§ **Exercise material**

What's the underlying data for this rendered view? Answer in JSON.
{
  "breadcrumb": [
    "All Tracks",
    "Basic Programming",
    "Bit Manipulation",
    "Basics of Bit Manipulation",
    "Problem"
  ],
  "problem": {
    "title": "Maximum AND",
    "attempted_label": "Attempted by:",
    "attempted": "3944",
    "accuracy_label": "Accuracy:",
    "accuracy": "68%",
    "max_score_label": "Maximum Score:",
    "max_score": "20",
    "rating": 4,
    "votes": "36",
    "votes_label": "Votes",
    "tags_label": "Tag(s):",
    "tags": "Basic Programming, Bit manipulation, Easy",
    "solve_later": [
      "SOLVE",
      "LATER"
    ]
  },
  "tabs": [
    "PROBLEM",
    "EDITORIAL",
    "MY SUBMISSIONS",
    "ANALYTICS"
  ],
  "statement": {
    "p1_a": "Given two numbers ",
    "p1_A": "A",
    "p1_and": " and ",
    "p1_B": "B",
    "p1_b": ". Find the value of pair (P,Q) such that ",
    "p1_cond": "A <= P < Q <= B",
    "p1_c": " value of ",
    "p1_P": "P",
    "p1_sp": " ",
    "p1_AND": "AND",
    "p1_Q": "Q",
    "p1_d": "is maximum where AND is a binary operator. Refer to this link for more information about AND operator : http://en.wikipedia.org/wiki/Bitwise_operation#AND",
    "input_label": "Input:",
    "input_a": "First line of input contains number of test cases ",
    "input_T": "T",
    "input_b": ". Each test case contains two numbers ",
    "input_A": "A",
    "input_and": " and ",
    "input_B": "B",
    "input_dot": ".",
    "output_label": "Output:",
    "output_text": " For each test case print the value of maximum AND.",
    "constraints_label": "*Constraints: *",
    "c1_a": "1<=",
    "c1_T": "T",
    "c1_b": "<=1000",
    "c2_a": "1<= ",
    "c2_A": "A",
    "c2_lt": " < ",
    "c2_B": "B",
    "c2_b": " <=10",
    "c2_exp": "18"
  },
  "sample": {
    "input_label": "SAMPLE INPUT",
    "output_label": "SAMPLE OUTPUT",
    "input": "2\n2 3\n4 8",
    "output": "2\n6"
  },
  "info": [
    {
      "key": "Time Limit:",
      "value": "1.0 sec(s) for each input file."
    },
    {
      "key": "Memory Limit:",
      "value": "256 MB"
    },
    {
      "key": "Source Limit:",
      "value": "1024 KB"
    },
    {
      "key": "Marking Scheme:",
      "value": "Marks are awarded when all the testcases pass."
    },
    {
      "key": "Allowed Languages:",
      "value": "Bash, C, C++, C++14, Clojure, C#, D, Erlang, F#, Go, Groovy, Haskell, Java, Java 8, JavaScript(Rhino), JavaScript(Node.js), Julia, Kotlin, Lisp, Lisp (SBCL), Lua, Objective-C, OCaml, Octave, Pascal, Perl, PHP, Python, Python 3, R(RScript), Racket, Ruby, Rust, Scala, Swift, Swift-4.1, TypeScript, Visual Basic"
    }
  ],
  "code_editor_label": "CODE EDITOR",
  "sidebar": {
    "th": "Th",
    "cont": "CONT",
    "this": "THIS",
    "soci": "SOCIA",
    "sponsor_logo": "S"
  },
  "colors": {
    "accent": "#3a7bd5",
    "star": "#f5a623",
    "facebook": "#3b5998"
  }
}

§ **Required work**
Extract every record. Keep wording exact.

§ **Expected output**
What's the underlying data for this rendered view? Answer in JSON.
{
  "breadcrumb": [
    "All Tracks",
    "Basic Programming",
    "Bit Manipulation",
    "Basics of Bit Manipulation",
    "Problem"
  ],
  "problem": {
    "title": "Maximum AND",
    "attempted_label": "Attempted by:",
    "attempted": "3944",
    "accuracy_label": "Accuracy:",
    "accuracy": "68%",
    "max_score_label": "Maximum Score:",
    "max_score": "20",
    "rating": 4,
    "votes": "36",
    "votes_label": "Votes",
    "tags_label": "Tag(s):",
    "tags": "Basic Programming, Bit manipulation, Easy",
    "solve_later": [
      "SOLVE",
      "LATER"
    ]
  },
  "tabs": [
    "PROBLEM",
    "EDITORIAL",
    "MY SUBMISSIONS",
    "ANALYTICS"
  ],
  "statement": {
    "p1_a": "Given two numbers ",
    "p1_A": "A",
    "p1_and": " and ",
    "p1_B": "B",
    "p1_b": ". Find the value of pair (P,Q) such that ",
    "p1_cond": "A <= P < Q <= B",
    "p1_c": " value of ",
    "p1_P": "P",
    "p1_sp": " ",
    "p1_AND": "AND",
    "p1_Q": "Q",
    "p1_d": "is maximum where AND is a binary operator. Refer to this link for more information about AND operator : http://en.wikipedia.org/wiki/Bitwise_operation#AND",
    "input_label": "Input:",
    "input_a": "First line of input contains number of test cases ",
    "input_T": "T",
    "input_b": ". Each test case contains two numbers ",
    "input_A": "A",
    "input_and": " and ",
    "input_B": "B",
    "input_dot": ".",
    "output_label": "Output:",
    "output_text": " For each test case print the value of maximum AND.",
    "constraints_label": "*Constraints: *",
    "c1_a": "1<=",
    "c1_T": "T",
    "c1_b": "<=1000",
    "c2_a": "1<= ",
    "c2_A": "A",
    "c2_lt": " < ",
    "c2_B": "B",
    "c2_b": " <=10",
    "c2_exp": "18"
  },
  "sample": {
    "input_label": "SAMPLE INPUT",
    "output_label": "SAMPLE OUTPUT",
    "input": "2\n2 3\n4 8",
    "output": "2\n6"
  },
  "info": [
    {
      "key": "Time Limit:",
      "value": "1.0 sec(s) for each input file."
    },
    {
      "key": "Memory Limit:",
      "value": "256 MB"
    },
    {
      "key": "Source Limit:",
      "value": "1024 KB"
    },
    {
      "key": "Marking Scheme:",
      "value": "Marks are awarded when all the testcases pass."
    },
    {
      "key": "Allowed Languages:",
      "value": "Bash, C, C++, C++14, Clojure, C#, D, Erlang, F#, Go, Groovy, Haskell, Java, Java 8, JavaScript(Rhino), JavaScript(Node.js), Julia, Kotlin, Lisp, Lisp (SBCL), Lua, Objective-C, OCaml, Octave, Pascal, Perl, PHP, Python, Python 3, R(RScript), Racket, Ruby, Rust, Scala, Swift, Swift-4.1, TypeScript, Visual Basic"
    }
  ],
  "code_editor_label": "CODE EDITOR",
  "sidebar": {
    "th": "Th",
    "cont": "CONT",
    "this": "THIS",
    "soci": "SOCIA",
    "sponsor_logo": "S"
  },
  "colors": {
    "accent": "#3a7bd5",
    "star": "#f5a623",
    "facebook": "#3b5998"
  }
}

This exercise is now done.